## TASK INPUT
※ ※ ※
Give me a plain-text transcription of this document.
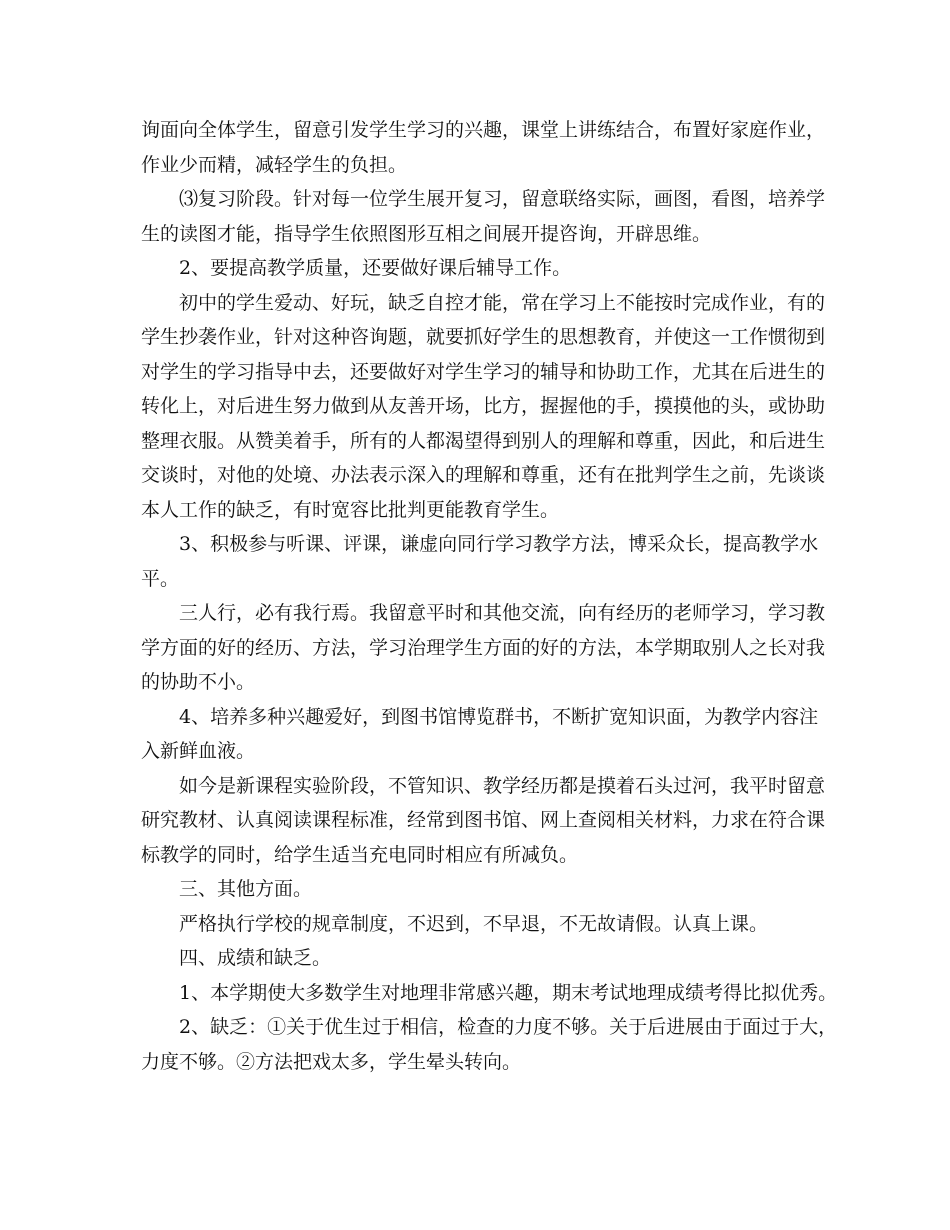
询面向全体学生，留意引发学生学习的兴趣，课堂上讲练结合，布置好家庭作业，
作业少而精，减轻学生的负担。
⑶复习阶段。针对每一位学生展开复习，留意联络实际，画图，看图，培养学
生的读图才能，指导学生依照图形互相之间展开提咨询，开辟思维。
2、要提高教学质量，还要做好课后辅导工作。
初中的学生爱动、好玩，缺乏自控才能，常在学习上不能按时完成作业，有的
学生抄袭作业，针对这种咨询题，就要抓好学生的思想教育，并使这一工作惯彻到
对学生的学习指导中去，还要做好对学生学习的辅导和协助工作，尤其在后进生的
转化上，对后进生努力做到从友善开场，比方，握握他的手，摸摸他的头，或协助
整理衣服。从赞美着手，所有的人都渴望得到别人的理解和尊重，因此，和后进生
交谈时，对他的处境、办法表示深入的理解和尊重，还有在批判学生之前，先谈谈
本人工作的缺乏，有时宽容比批判更能教育学生。
3、积极参与听课、评课，谦虚向同行学习教学方法，博采众长，提高教学水
平。
三人行，必有我行焉。我留意平时和其他交流，向有经历的老师学习，学习教
学方面的好的经历、方法，学习治理学生方面的好的方法，本学期取别人之长对我
的协助不小。
4、培养多种兴趣爱好，到图书馆博览群书，不断扩宽知识面，为教学内容注
入新鲜血液。
如今是新课程实验阶段，不管知识、教学经历都是摸着石头过河，我平时留意
研究教材、认真阅读课程标准，经常到图书馆、网上查阅相关材料，力求在符合课
标教学的同时，给学生适当充电同时相应有所减负。
三、其他方面。
严格执行学校的规章制度，不迟到，不早退，不无故请假。认真上课。
四、成绩和缺乏。
1、本学期使大多数学生对地理非常感兴趣，期末考试地理成绩考得比拟优秀。
2、缺乏：①关于优生过于相信，检查的力度不够。关于后进展由于面过于大，
力度不够。②方法把戏太多，学生晕头转向。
※ ※ ※
## STATED PROBLEM
From the material above, copy everything exactly but the pictures.

## SOLVED PROBLEM
Give me a plain-text transcription of this document.
询面向全体学生，留意引发学生学习的兴趣，课堂上讲练结合，布置好家庭作业，
作业少而精，减轻学生的负担。
⑶复习阶段。针对每一位学生展开复习，留意联络实际，画图，看图，培养学
生的读图才能，指导学生依照图形互相之间展开提咨询，开辟思维。
2、要提高教学质量，还要做好课后辅导工作。
初中的学生爱动、好玩，缺乏自控才能，常在学习上不能按时完成作业，有的
学生抄袭作业，针对这种咨询题，就要抓好学生的思想教育，并使这一工作惯彻到
对学生的学习指导中去，还要做好对学生学习的辅导和协助工作，尤其在后进生的
转化上，对后进生努力做到从友善开场，比方，握握他的手，摸摸他的头，或协助
整理衣服。从赞美着手，所有的人都渴望得到别人的理解和尊重，因此，和后进生
交谈时，对他的处境、办法表示深入的理解和尊重，还有在批判学生之前，先谈谈
本人工作的缺乏，有时宽容比批判更能教育学生。
3、积极参与听课、评课，谦虚向同行学习教学方法，博采众长，提高教学水
平。
三人行，必有我行焉。我留意平时和其他交流，向有经历的老师学习，学习教
学方面的好的经历、方法，学习治理学生方面的好的方法，本学期取别人之长对我
的协助不小。
4、培养多种兴趣爱好，到图书馆博览群书，不断扩宽知识面，为教学内容注
入新鲜血液。
如今是新课程实验阶段，不管知识、教学经历都是摸着石头过河，我平时留意
研究教材、认真阅读课程标准，经常到图书馆、网上查阅相关材料，力求在符合课
标教学的同时，给学生适当充电同时相应有所减负。
三、其他方面。
严格执行学校的规章制度，不迟到，不早退，不无故请假。认真上课。
四、成绩和缺乏。
1、本学期使大多数学生对地理非常感兴趣，期末考试地理成绩考得比拟优秀。
2、缺乏：①关于优生过于相信，检查的力度不够。关于后进展由于面过于大，
力度不够。②方法把戏太多，学生晕头转向。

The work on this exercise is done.